> Entries supplied:
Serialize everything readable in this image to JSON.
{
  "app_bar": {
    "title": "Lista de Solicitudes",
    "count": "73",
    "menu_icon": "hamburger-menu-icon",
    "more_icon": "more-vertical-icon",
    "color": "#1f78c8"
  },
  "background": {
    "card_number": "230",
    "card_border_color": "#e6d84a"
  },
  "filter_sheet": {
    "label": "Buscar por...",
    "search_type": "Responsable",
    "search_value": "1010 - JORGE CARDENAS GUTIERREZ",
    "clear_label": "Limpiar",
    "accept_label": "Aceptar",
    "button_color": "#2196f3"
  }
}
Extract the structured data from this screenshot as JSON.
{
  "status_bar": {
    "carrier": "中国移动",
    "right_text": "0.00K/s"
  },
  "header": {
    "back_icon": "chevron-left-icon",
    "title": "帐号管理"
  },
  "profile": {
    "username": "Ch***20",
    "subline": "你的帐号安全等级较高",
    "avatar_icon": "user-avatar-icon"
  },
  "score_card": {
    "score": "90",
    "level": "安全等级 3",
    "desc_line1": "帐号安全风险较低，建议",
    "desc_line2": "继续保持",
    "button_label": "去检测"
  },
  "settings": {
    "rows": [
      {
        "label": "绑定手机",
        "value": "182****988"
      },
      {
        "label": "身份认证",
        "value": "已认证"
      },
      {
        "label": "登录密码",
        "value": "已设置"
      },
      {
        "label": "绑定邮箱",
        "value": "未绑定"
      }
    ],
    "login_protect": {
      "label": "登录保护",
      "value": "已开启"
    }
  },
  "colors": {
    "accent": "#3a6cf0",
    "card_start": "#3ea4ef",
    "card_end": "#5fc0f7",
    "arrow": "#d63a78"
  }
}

> Exercise details: Which lines hold the word "title"? Copy every one of them.

> Exercise output:
    "title": "Lista de Solicitudes",
    "title": "帐号管理"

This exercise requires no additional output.